Type out the records that follow, exactly as given.
* * * * * * *
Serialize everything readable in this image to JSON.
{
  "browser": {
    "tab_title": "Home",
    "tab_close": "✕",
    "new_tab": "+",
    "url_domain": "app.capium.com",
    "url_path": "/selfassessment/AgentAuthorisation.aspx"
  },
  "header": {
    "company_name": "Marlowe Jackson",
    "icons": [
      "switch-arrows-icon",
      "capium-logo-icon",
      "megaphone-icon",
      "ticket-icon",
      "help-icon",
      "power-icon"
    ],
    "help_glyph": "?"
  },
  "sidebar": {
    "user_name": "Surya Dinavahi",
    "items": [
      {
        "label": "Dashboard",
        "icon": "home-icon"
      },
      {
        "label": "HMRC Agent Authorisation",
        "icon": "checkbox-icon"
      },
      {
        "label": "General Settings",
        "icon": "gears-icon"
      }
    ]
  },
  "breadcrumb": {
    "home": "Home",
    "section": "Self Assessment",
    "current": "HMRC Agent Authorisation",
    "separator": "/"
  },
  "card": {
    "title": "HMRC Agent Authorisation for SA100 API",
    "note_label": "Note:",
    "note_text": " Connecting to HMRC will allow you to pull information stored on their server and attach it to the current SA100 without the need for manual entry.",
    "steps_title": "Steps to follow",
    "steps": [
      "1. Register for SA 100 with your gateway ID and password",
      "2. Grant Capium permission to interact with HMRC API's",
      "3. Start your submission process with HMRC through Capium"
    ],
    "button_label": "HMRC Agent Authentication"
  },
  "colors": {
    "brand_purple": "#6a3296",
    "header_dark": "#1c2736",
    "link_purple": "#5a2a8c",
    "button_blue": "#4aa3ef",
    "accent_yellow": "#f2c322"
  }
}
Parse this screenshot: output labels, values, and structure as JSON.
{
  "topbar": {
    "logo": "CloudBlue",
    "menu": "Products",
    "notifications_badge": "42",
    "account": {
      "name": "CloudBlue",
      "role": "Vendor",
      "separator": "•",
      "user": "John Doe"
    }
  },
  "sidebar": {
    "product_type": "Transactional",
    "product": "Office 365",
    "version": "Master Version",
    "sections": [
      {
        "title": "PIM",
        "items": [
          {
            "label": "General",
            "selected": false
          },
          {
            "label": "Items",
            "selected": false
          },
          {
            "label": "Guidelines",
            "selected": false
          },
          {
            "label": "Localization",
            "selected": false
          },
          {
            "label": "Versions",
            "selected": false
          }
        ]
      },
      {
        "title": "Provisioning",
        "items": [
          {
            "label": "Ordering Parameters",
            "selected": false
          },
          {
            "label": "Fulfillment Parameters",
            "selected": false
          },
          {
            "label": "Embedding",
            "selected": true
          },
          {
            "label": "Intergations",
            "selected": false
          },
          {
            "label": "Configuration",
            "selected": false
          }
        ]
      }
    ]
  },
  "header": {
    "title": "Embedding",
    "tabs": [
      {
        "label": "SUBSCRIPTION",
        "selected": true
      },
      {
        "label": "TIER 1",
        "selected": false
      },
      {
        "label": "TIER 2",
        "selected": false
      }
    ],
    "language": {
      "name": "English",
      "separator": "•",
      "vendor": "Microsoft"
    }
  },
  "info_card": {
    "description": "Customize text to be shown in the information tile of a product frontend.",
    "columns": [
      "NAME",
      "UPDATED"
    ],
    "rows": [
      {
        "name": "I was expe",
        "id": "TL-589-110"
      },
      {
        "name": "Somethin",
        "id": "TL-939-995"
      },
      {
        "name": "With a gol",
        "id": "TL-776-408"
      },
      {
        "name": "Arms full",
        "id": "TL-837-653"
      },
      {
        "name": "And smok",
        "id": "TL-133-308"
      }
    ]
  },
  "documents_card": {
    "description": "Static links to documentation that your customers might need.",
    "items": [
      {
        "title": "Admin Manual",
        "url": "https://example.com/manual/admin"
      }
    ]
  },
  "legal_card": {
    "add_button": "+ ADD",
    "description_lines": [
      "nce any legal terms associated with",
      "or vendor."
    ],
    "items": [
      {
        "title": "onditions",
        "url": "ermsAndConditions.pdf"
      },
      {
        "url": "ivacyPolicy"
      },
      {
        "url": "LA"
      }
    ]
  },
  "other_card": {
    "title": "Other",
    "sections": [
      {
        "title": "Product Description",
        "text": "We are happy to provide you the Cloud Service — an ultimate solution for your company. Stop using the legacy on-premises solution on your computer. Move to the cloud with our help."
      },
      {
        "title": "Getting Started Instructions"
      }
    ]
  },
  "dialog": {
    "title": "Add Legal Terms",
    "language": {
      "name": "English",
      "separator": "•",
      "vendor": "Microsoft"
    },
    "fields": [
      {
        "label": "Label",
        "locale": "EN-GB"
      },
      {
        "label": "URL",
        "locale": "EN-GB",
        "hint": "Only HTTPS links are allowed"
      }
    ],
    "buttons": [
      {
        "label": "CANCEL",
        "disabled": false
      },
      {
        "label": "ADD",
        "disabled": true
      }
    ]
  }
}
* * * * * * *
• _Finished exercise_:
Serialize everything readable in this image to JSON.
{
  "browser": {
    "tab_title": "Home",
    "tab_close": "✕",
    "new_tab": "+",
    "url_domain": "app.capium.com",
    "url_path": "/selfassessment/AgentAuthorisation.aspx"
  },
  "header": {
    "company_name": "Marlowe Jackson",
    "icons": [
      "switch-arrows-icon",
      "capium-logo-icon",
      "megaphone-icon",
      "ticket-icon",
      "help-icon",
      "power-icon"
    ],
    "help_glyph": "?"
  },
  "sidebar": {
    "user_name": "Surya Dinavahi",
    "items": [
      {
        "label": "Dashboard",
        "icon": "home-icon"
      },
      {
        "label": "HMRC Agent Authorisation",
        "icon": "checkbox-icon"
      },
      {
        "label": "General Settings",
        "icon": "gears-icon"
      }
    ]
  },
  "breadcrumb": {
    "home": "Home",
    "section": "Self Assessment",
    "current": "HMRC Agent Authorisation",
    "separator": "/"
  },
  "card": {
    "title": "HMRC Agent Authorisation for SA100 API",
    "note_label": "Note:",
    "note_text": " Connecting to HMRC will allow you to pull information stored on their server and attach it to the current SA100 without the need for manual entry.",
    "steps_title": "Steps to follow",
    "steps": [
      "1. Register for SA 100 with your gateway ID and password",
      "2. Grant Capium permission to interact with HMRC API's",
      "3. Start your submission process with HMRC through Capium"
    ],
    "button_label": "HMRC Agent Authentication"
  },
  "colors": {
    "brand_purple": "#6a3296",
    "header_dark": "#1c2736",
    "link_purple": "#5a2a8c",
    "button_blue": "#4aa3ef",
    "accent_yellow": "#f2c322"
  }
}
Parse this screenshot: output labels, values, and structure as JSON.
{
  "topbar": {
    "logo": "CloudBlue",
    "menu": "Products",
    "notifications_badge": "42",
    "account": {
      "name": "CloudBlue",
      "role": "Vendor",
      "separator": "•",
      "user": "John Doe"
    }
  },
  "sidebar": {
    "product_type": "Transactional",
    "product": "Office 365",
    "version": "Master Version",
    "sections": [
      {
        "title": "PIM",
        "items": [
          {
            "label": "General",
            "selected": false
          },
          {
            "label": "Items",
            "selected": false
          },
          {
            "label": "Guidelines",
            "selected": false
          },
          {
            "label": "Localization",
            "selected": false
          },
          {
            "label": "Versions",
            "selected": false
          }
        ]
      },
      {
        "title": "Provisioning",
        "items": [
          {
            "label": "Ordering Parameters",
            "selected": false
          },
          {
            "label": "Fulfillment Parameters",
            "selected": false
          },
          {
            "label": "Embedding",
            "selected": true
          },
          {
            "label": "Intergations",
            "selected": false
          },
          {
            "label": "Configuration",
            "selected": false
          }
        ]
      }
    ]
  },
  "header": {
    "title": "Embedding",
    "tabs": [
      {
        "label": "SUBSCRIPTION",
        "selected": true
      },
      {
        "label": "TIER 1",
        "selected": false
      },
      {
        "label": "TIER 2",
        "selected": false
      }
    ],
    "language": {
      "name": "English",
      "separator": "•",
      "vendor": "Microsoft"
    }
  },
  "info_card": {
    "description": "Customize text to be shown in the information tile of a product frontend.",
    "columns": [
      "NAME",
      "UPDATED"
    ],
    "rows": [
      {
        "name": "I was expe",
        "id": "TL-589-110"
      },
      {
        "name": "Somethin",
        "id": "TL-939-995"
      },
      {
        "name": "With a gol",
        "id": "TL-776-408"
      },
      {
        "name": "Arms full",
        "id": "TL-837-653"
      },
      {
        "name": "And smok",
        "id": "TL-133-308"
      }
    ]
  },
  "documents_card": {
    "description": "Static links to documentation that your customers might need.",
    "items": [
      {
        "title": "Admin Manual",
        "url": "https://example.com/manual/admin"
      }
    ]
  },
  "legal_card": {
    "add_button": "+ ADD",
    "description_lines": [
      "nce any legal terms associated with",
      "or vendor."
    ],
    "items": [
      {
        "title": "onditions",
        "url": "ermsAndConditions.pdf"
      },
      {
        "url": "ivacyPolicy"
      },
      {
        "url": "LA"
      }
    ]
  },
  "other_card": {
    "title": "Other",
    "sections": [
      {
        "title": "Product Description",
        "text": "We are happy to provide you the Cloud Service — an ultimate solution for your company. Stop using the legacy on-premises solution on your computer. Move to the cloud with our help."
      },
      {
        "title": "Getting Started Instructions"
      }
    ]
  },
  "dialog": {
    "title": "Add Legal Terms",
    "language": {
      "name": "English",
      "separator": "•",
      "vendor": "Microsoft"
    },
    "fields": [
      {
        "label": "Label",
        "locale": "EN-GB"
      },
      {
        "label": "URL",
        "locale": "EN-GB",
        "hint": "Only HTTPS links are allowed"
      }
    ],
    "buttons": [
      {
        "label": "CANCEL",
        "disabled": false
      },
      {
        "label": "ADD",
        "disabled": true
      }
    ]
  }
}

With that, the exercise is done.